• **The data**
================================
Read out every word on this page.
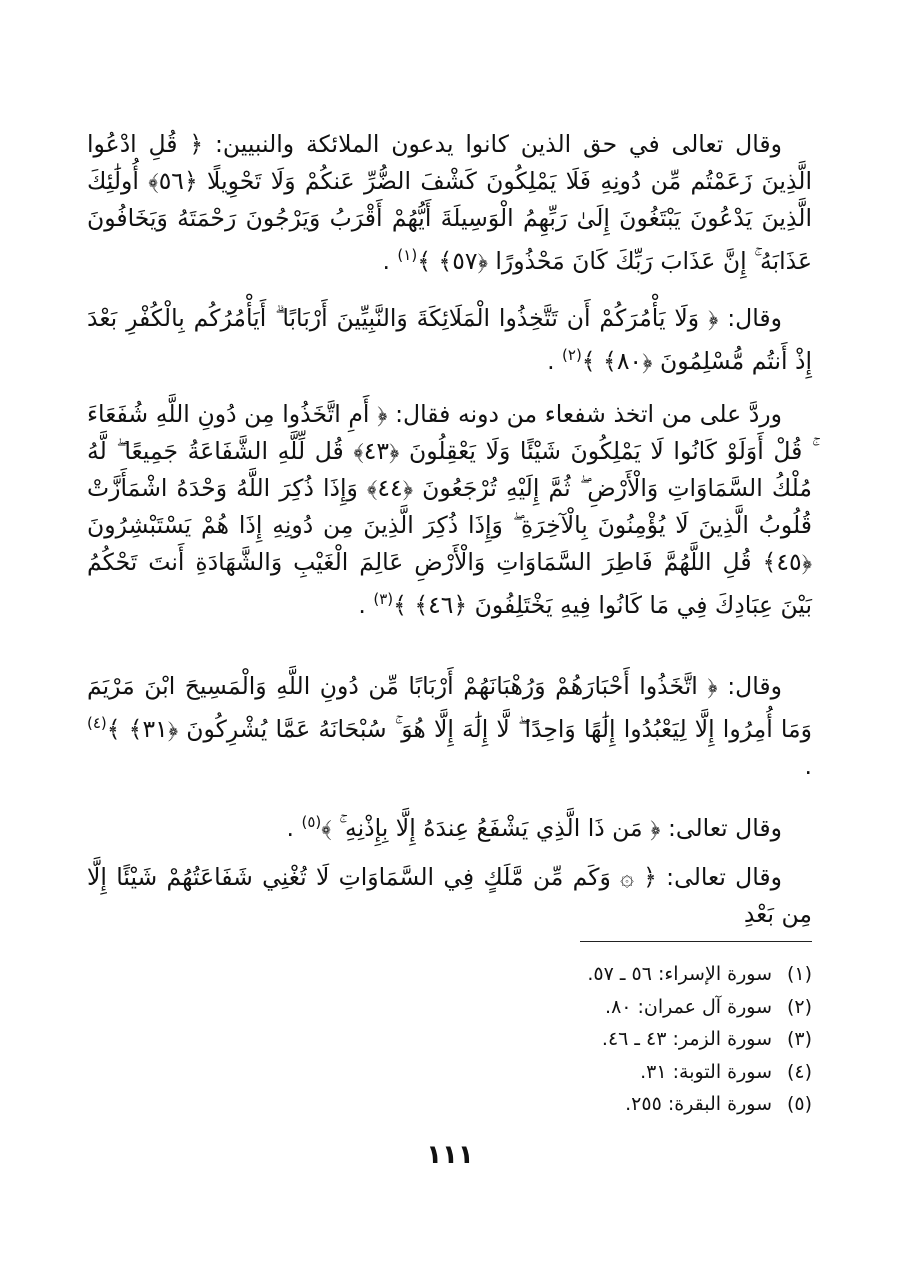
وقال تعالى في حق الذين كانوا يدعون الملائكة والنبيين: ﴿ قُلِ ادْعُوا الَّذِينَ زَعَمْتُم مِّن دُونِهِ فَلَا يَمْلِكُونَ كَشْفَ الضُّرِّ عَنكُمْ وَلَا تَحْوِيلًا ﴿٥٦﴾ أُولَٰئِكَ الَّذِينَ يَدْعُونَ يَبْتَغُونَ إِلَىٰ رَبِّهِمُ الْوَسِيلَةَ أَيُّهُمْ أَقْرَبُ وَيَرْجُونَ رَحْمَتَهُ وَيَخَافُونَ عَذَابَهُ ۚ إِنَّ عَذَابَ رَبِّكَ كَانَ مَحْذُورًا ﴿٥٧﴾ ﴾$^{(١)}$ .

وقال: ﴿ وَلَا يَأْمُرَكُمْ أَن تَتَّخِذُوا الْمَلَائِكَةَ وَالنَّبِيِّينَ أَرْبَابًا ۗ أَيَأْمُرُكُم بِالْكُفْرِ بَعْدَ إِذْ أَنتُم مُّسْلِمُونَ ﴿٨٠﴾ ﴾$^{(٢)}$ .

وردَّ على من اتخذ شفعاء من دونه فقال: ﴿ أَمِ اتَّخَذُوا مِن دُونِ اللَّهِ شُفَعَاءَ ۚ قُلْ أَوَلَوْ كَانُوا لَا يَمْلِكُونَ شَيْئًا وَلَا يَعْقِلُونَ ﴿٤٣﴾ قُل لِّلَّهِ الشَّفَاعَةُ جَمِيعًا ۖ لَّهُ مُلْكُ السَّمَاوَاتِ وَالْأَرْضِ ۖ ثُمَّ إِلَيْهِ تُرْجَعُونَ ﴿٤٤﴾ وَإِذَا ذُكِرَ اللَّهُ وَحْدَهُ اشْمَأَزَّتْ قُلُوبُ الَّذِينَ لَا يُؤْمِنُونَ بِالْآخِرَةِ ۖ وَإِذَا ذُكِرَ الَّذِينَ مِن دُونِهِ إِذَا هُمْ يَسْتَبْشِرُونَ ﴿٤٥﴾ قُلِ اللَّهُمَّ فَاطِرَ السَّمَاوَاتِ وَالْأَرْضِ عَالِمَ الْغَيْبِ وَالشَّهَادَةِ أَنتَ تَحْكُمُ بَيْنَ عِبَادِكَ فِي مَا كَانُوا فِيهِ يَخْتَلِفُونَ ﴿٤٦﴾ ﴾$^{(٣)}$ .

وقال: ﴿ اتَّخَذُوا أَحْبَارَهُمْ وَرُهْبَانَهُمْ أَرْبَابًا مِّن دُونِ اللَّهِ وَالْمَسِيحَ ابْنَ مَرْيَمَ وَمَا أُمِرُوا إِلَّا لِيَعْبُدُوا إِلَٰهًا وَاحِدًا ۖ لَّا إِلَٰهَ إِلَّا هُوَ ۚ سُبْحَانَهُ عَمَّا يُشْرِكُونَ ﴿٣١﴾ ﴾$^{(٤)}$ .

وقال تعالى: ﴿ مَن ذَا الَّذِي يَشْفَعُ عِندَهُ إِلَّا بِإِذْنِهِ ۚ ﴾$^{(٥)}$ .

وقال تعالى: ﴿ ۞ وَكَم مِّن مَّلَكٍ فِي السَّمَاوَاتِ لَا تُغْنِي شَفَاعَتُهُمْ شَيْئًا إِلَّا مِن بَعْدِ

(١)سورة الإسراء: ٥٦ ـ ٥٧.
(٢)سورة آل عمران: ٨٠.
(٣)سورة الزمر: ٤٣ ـ ٤٦.
(٤)سورة التوبة: ٣١.
(٥)سورة البقرة: ٢٥٥.
١١١
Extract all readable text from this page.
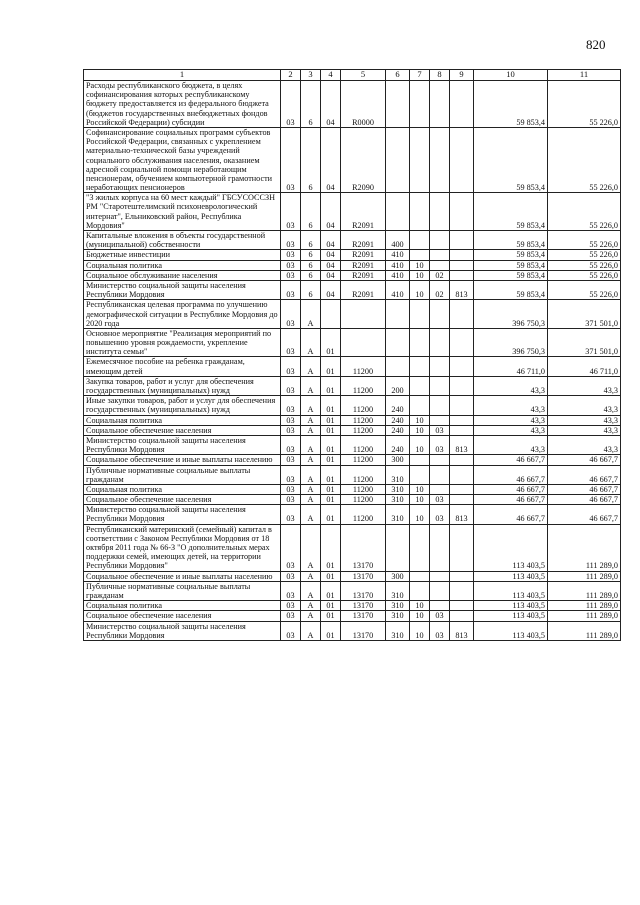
820
1	2	3	4	5	6	7	8	9	10	11
Расходы республиканского бюджета, в целях софинансирования которых республиканскому бюджету предоставляется из федерального бюджета (бюджетов государственных внебюджетных фондов Российской Федерации) субсидии	03	6	04	R0000					59 853,4	55 226,0
Софинансирование социальных программ субъектов Российской Федерации, связанных с укреплением материально-технической базы учреждений социального обслуживания населения, оказанием адресной социальной помощи неработающим пенсионерам, обучением компьютерной грамотности неработающих пенсионеров	03	6	04	R2090					59 853,4	55 226,0
"3 жилых корпуса на 60 мест каждый" ГБСУСОССЗН РМ "Старотештелимский психоневрологический интернат", Ельниковский район, Республика Мордовия"	03	6	04	R2091					59 853,4	55 226,0
Капитальные вложения в объекты государственной (муниципальной) собственности	03	6	04	R2091	400				59 853,4	55 226,0
Бюджетные инвестиции	03	6	04	R2091	410				59 853,4	55 226,0
Социальная политика	03	6	04	R2091	410	10			59 853,4	55 226,0
Социальное обслуживание населения	03	6	04	R2091	410	10	02		59 853,4	55 226,0
Министерство социальной защиты населения Республики Мордовия	03	6	04	R2091	410	10	02	813	59 853,4	55 226,0
Республиканская целевая программа по улучшению демографической ситуации в Республике Мордовия до 2020 года	03	А							396 750,3	371 501,0
Основное мероприятие "Реализация мероприятий по повышению уровня рождаемости, укрепление института семьи"	03	А	01						396 750,3	371 501,0
Ежемесячное пособие на ребенка гражданам, имеющим детей	03	А	01	11200					46 711,0	46 711,0
Закупка товаров, работ и услуг для обеспечения государственных (муниципальных) нужд	03	А	01	11200	200				43,3	43,3
Иные закупки товаров, работ и услуг для обеспечения государственных (муниципальных) нужд	03	А	01	11200	240				43,3	43,3
Социальная политика	03	А	01	11200	240	10			43,3	43,3
Социальное обеспечение населения	03	А	01	11200	240	10	03		43,3	43,3
Министерство социальной защиты населения Республики Мордовия	03	А	01	11200	240	10	03	813	43,3	43,3
Социальное обеспечение и иные выплаты населению	03	А	01	11200	300				46 667,7	46 667,7
Публичные нормативные социальные выплаты гражданам	03	А	01	11200	310				46 667,7	46 667,7
Социальная политика	03	А	01	11200	310	10			46 667,7	46 667,7
Социальное обеспечение населения	03	А	01	11200	310	10	03		46 667,7	46 667,7
Министерство социальной защиты населения Республики Мордовия	03	А	01	11200	310	10	03	813	46 667,7	46 667,7
Республиканский материнский (семейный) капитал в соответствии с Законом Республики Мордовия от 18 октября 2011 года № 66-З "О дополнительных мерах поддержки семей, имеющих детей, на территории Республики Мордовия"	03	А	01	13170					113 403,5	111 289,0
Социальное обеспечение и иные выплаты населению	03	А	01	13170	300				113 403,5	111 289,0
Публичные нормативные социальные выплаты гражданам	03	А	01	13170	310				113 403,5	111 289,0
Социальная политика	03	А	01	13170	310	10			113 403,5	111 289,0
Социальное обеспечение населения	03	А	01	13170	310	10	03		113 403,5	111 289,0
Министерство социальной защиты населения Республики Мордовия	03	А	01	13170	310	10	03	813	113 403,5	111 289,0
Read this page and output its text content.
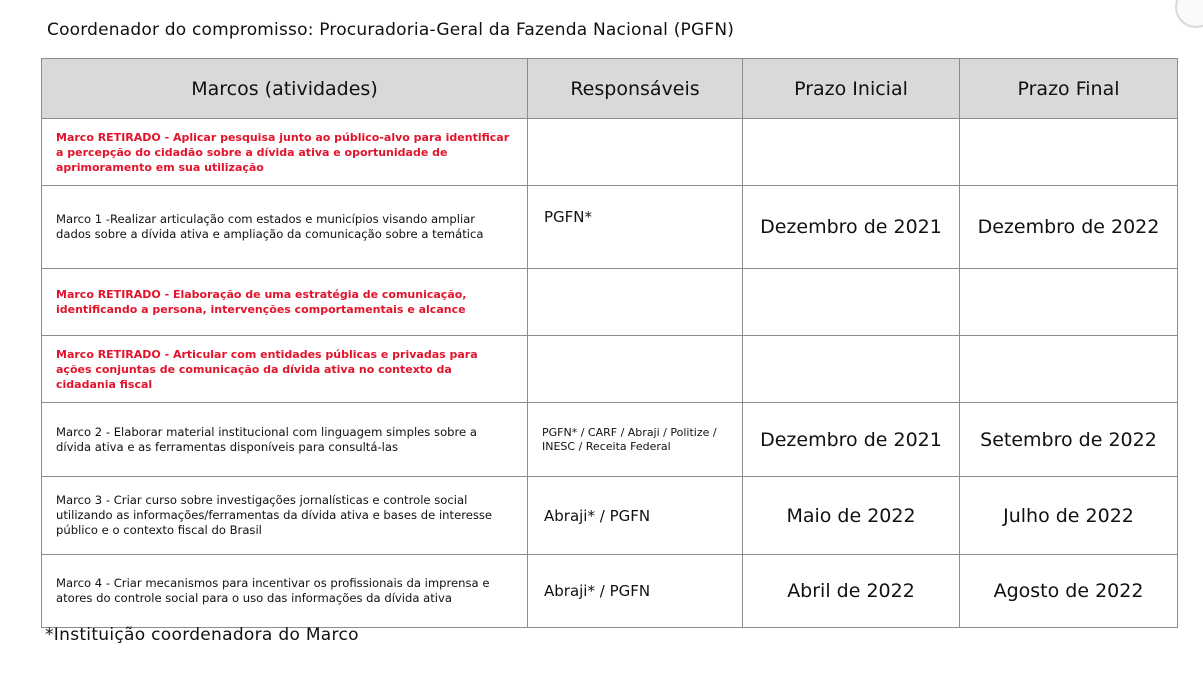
Coordenador do compromisso: Procuradoria-Geral da Fazenda Nacional (PGFN)
Marcos (atividades)	Responsáveis	Prazo Inicial	Prazo Final
Marco RETIRADO - Aplicar pesquisa junto ao público-alvo para identificar a percepção do cidadão sobre a dívida ativa e oportunidade de aprimoramento em sua utilização			
Marco 1 -Realizar articulação com estados e municípios visando ampliar dados sobre a dívida ativa e ampliação da comunicação sobre a temática	PGFN*	Dezembro de 2021	Dezembro de 2022
Marco RETIRADO - Elaboração de uma estratégia de comunicação, identificando a persona, intervenções comportamentais e alcance			
Marco RETIRADO - Articular com entidades públicas e privadas para ações conjuntas de comunicação da dívida ativa no contexto da cidadania fiscal			
Marco 2 - Elaborar material institucional com linguagem simples sobre a dívida ativa e as ferramentas disponíveis para consultá-las	PGFN* / CARF / Abraji / Politize / INESC / Receita Federal	Dezembro de 2021	Setembro de 2022
Marco 3 - Criar curso sobre investigações jornalísticas e controle social utilizando as informações/ferramentas da dívida ativa e bases de interesse público e o contexto fiscal do Brasil	Abraji* / PGFN	Maio de 2022	Julho de 2022
Marco 4 - Criar mecanismos para incentivar os profissionais da imprensa e atores do controle social para o uso das informações da dívida ativa	Abraji* / PGFN	Abril de 2022	Agosto de 2022
*Instituição coordenadora do Marco
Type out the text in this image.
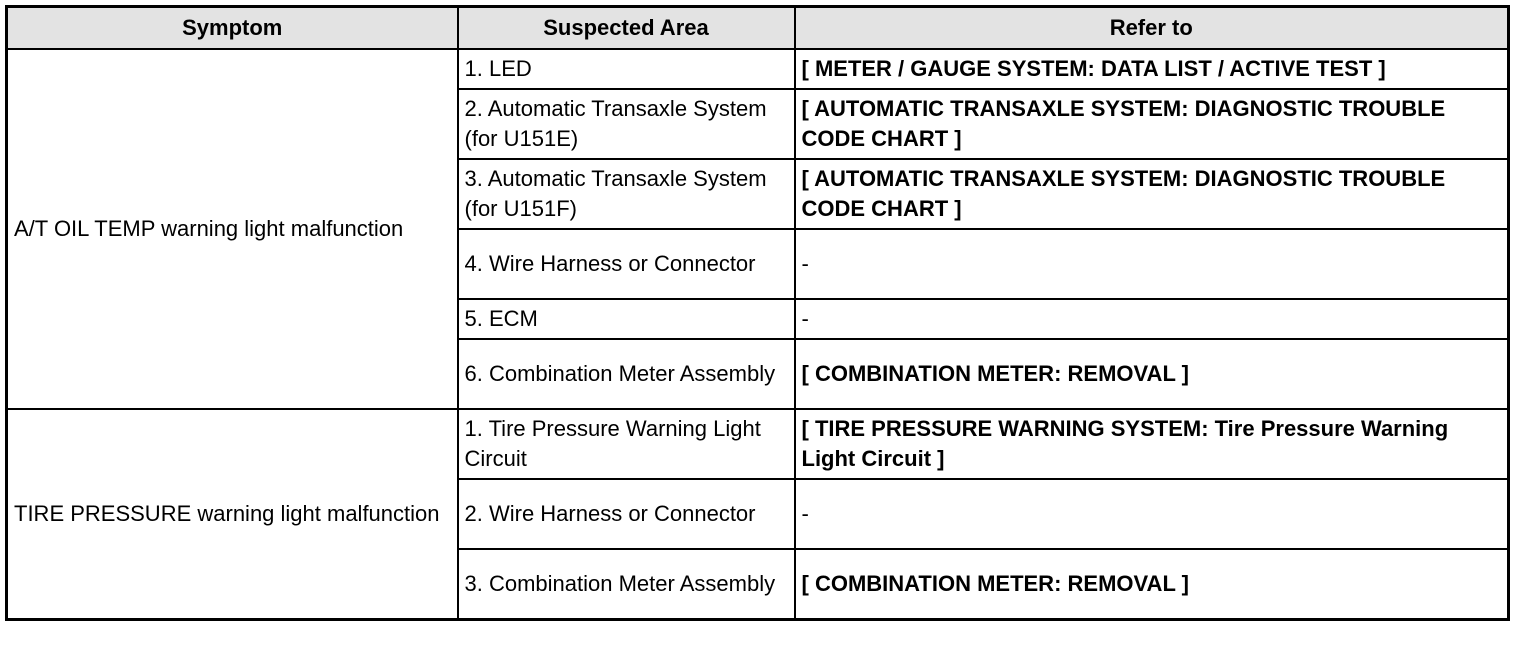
Symptom	Suspected Area	Refer to
A/T OIL TEMP warning light malfunction	1. LED	[ METER / GAUGE SYSTEM: DATA LIST / ACTIVE TEST ]
	2. Automatic Transaxle System (for U151E)	[ AUTOMATIC TRANSAXLE SYSTEM: DIAGNOSTIC TROUBLE CODE CHART ]
	3. Automatic Transaxle System (for U151F)	[ AUTOMATIC TRANSAXLE SYSTEM: DIAGNOSTIC TROUBLE CODE CHART ]
	4. Wire Harness or Connector	-
	5. ECM	-
	6. Combination Meter Assembly	[ COMBINATION METER: REMOVAL ]
TIRE PRESSURE warning light malfunction	1. Tire Pressure Warning Light Circuit	[ TIRE PRESSURE WARNING SYSTEM: Tire Pressure Warning Light Circuit ]
	2. Wire Harness or Connector	-
	3. Combination Meter Assembly	[ COMBINATION METER: REMOVAL ]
================================
• **Instructions to follow**
Copy exactly, please, the lines that run from the line holding "Type out the text in this image." through the closing line of the material above, omitting every picture.

• **The output**
Type out the text in this image.
Symptom	Suspected Area	Refer to
A/T OIL TEMP warning light malfunction	1. LED	[ METER / GAUGE SYSTEM: DATA LIST / ACTIVE TEST ]
	2. Automatic Transaxle System (for U151E)	[ AUTOMATIC TRANSAXLE SYSTEM: DIAGNOSTIC TROUBLE CODE CHART ]
	3. Automatic Transaxle System (for U151F)	[ AUTOMATIC TRANSAXLE SYSTEM: DIAGNOSTIC TROUBLE CODE CHART ]
	4. Wire Harness or Connector	-
	5. ECM	-
	6. Combination Meter Assembly	[ COMBINATION METER: REMOVAL ]
TIRE PRESSURE warning light malfunction	1. Tire Pressure Warning Light Circuit	[ TIRE PRESSURE WARNING SYSTEM: Tire Pressure Warning Light Circuit ]
	2. Wire Harness or Connector	-
	3. Combination Meter Assembly	[ COMBINATION METER: REMOVAL ]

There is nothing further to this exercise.